The exercise:
Find each line with the string "Edenbridge" and copy it.

Supplied material:
------------------------------------------------

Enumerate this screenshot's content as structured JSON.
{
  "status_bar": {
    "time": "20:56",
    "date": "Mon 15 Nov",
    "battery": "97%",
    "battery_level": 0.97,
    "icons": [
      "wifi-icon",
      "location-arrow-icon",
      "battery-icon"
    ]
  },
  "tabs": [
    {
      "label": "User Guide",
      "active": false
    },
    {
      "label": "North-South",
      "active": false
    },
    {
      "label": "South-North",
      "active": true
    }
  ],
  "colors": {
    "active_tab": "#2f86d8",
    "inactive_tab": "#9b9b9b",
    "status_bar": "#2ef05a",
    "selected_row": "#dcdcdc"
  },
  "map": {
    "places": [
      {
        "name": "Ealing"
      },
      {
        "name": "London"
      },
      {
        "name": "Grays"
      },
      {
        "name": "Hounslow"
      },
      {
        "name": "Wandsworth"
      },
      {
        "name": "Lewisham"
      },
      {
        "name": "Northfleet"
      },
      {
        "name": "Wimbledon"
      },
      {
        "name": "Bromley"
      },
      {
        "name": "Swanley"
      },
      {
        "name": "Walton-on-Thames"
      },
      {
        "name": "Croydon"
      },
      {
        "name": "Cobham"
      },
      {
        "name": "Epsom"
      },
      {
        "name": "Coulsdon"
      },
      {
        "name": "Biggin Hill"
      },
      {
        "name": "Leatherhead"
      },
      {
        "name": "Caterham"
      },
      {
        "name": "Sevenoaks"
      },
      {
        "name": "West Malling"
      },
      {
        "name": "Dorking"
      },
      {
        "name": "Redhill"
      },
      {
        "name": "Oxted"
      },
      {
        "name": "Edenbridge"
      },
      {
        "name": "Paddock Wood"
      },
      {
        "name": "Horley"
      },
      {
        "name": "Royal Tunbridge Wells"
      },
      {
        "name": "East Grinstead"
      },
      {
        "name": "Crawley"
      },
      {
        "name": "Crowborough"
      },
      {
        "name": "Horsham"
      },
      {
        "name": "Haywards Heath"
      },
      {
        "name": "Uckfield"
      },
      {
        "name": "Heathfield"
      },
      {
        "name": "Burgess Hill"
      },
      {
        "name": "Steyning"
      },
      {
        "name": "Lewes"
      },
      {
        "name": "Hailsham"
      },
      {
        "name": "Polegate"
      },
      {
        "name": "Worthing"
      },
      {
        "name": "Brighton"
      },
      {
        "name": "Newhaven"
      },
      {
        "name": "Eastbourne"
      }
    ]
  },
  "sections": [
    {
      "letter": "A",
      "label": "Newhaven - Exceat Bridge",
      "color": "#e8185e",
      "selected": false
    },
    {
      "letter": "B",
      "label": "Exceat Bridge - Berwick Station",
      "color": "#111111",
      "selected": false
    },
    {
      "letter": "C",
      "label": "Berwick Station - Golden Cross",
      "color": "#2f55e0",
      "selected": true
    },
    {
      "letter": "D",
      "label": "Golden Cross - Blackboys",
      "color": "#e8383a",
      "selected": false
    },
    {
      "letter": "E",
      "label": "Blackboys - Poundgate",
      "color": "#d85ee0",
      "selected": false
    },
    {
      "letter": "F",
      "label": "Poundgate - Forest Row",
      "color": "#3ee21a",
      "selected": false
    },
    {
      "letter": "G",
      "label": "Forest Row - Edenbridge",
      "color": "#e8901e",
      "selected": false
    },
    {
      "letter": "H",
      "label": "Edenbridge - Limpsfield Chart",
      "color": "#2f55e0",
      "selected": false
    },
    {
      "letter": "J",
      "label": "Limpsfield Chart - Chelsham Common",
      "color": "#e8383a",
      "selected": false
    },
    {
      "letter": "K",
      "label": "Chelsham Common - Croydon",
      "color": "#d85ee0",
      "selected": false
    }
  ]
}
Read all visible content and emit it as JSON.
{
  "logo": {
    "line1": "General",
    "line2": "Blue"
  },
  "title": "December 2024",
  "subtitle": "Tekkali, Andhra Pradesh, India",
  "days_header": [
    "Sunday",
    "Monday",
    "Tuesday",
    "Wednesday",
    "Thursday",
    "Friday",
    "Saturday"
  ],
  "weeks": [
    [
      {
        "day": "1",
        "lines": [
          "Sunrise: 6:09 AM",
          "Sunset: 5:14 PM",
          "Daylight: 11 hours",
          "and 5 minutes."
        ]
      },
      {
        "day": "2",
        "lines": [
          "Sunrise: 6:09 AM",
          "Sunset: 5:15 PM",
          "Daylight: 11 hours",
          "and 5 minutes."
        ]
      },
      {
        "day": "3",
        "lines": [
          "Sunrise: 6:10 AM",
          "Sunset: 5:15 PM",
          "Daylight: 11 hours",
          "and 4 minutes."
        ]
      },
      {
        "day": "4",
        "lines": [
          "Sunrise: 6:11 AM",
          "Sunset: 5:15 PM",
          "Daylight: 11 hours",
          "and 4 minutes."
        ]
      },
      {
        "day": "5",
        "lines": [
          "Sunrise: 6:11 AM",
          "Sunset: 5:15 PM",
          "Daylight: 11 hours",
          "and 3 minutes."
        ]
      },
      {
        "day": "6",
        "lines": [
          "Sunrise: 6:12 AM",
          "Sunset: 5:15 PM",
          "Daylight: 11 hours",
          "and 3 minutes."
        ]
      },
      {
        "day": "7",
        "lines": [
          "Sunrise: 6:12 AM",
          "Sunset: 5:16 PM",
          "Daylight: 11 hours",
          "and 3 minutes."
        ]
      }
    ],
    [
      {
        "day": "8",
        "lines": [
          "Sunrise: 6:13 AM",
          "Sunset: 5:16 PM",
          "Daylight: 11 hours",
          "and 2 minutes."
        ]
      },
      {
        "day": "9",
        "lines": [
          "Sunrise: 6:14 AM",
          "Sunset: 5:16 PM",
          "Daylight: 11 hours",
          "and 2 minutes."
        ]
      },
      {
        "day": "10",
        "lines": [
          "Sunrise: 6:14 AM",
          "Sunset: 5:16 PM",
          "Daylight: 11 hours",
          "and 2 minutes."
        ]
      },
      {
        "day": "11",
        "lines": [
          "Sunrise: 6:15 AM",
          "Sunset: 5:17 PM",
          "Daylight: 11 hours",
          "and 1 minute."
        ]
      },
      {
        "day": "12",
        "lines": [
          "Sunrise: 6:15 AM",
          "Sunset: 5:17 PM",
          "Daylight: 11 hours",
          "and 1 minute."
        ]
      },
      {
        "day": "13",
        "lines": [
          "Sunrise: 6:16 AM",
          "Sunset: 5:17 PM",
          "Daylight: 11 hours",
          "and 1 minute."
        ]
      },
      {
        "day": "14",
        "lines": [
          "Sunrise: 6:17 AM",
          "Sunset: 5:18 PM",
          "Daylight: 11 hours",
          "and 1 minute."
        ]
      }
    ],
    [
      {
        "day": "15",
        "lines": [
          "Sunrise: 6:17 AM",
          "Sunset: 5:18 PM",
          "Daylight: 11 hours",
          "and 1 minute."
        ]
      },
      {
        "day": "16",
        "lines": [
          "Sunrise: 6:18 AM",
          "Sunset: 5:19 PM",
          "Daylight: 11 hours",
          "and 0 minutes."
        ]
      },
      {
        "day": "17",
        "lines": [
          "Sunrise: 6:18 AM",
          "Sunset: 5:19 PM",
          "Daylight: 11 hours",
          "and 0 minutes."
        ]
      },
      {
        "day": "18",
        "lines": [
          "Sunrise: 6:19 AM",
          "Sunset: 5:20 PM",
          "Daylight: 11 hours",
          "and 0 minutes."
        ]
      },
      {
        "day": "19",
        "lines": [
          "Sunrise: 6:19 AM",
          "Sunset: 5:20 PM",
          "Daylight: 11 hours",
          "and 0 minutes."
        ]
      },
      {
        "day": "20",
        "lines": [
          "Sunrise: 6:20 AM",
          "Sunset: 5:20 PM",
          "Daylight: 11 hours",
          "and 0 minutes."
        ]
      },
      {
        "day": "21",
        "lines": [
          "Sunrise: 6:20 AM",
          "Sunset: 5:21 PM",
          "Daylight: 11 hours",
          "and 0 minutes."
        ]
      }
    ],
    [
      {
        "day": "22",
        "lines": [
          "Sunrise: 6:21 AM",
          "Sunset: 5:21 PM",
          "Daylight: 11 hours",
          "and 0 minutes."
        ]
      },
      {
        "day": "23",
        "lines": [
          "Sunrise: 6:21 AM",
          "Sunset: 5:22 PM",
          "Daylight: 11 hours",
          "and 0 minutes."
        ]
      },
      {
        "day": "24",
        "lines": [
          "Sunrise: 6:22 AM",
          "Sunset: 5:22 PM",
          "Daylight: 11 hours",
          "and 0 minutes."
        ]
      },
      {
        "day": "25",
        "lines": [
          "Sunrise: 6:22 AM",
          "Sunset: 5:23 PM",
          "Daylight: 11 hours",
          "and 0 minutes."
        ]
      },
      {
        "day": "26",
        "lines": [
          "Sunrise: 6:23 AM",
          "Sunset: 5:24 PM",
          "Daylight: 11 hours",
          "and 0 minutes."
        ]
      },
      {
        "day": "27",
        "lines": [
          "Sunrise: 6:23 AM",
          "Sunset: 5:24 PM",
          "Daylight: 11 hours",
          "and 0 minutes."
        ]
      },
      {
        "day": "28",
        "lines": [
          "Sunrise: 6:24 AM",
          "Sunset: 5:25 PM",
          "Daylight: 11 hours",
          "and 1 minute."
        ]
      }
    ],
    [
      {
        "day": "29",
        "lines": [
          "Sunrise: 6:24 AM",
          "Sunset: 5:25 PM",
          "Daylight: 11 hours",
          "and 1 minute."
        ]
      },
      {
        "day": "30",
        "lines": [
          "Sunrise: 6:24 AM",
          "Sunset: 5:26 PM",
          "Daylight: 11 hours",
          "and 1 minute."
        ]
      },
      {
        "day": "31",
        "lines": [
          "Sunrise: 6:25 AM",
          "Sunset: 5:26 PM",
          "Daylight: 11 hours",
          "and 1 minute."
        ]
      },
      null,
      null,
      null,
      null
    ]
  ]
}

------------------------------------------------

Written reply:
        "name": "Edenbridge"
      "label": "Forest Row - Edenbridge",
      "label": "Edenbridge - Limpsfield Chart",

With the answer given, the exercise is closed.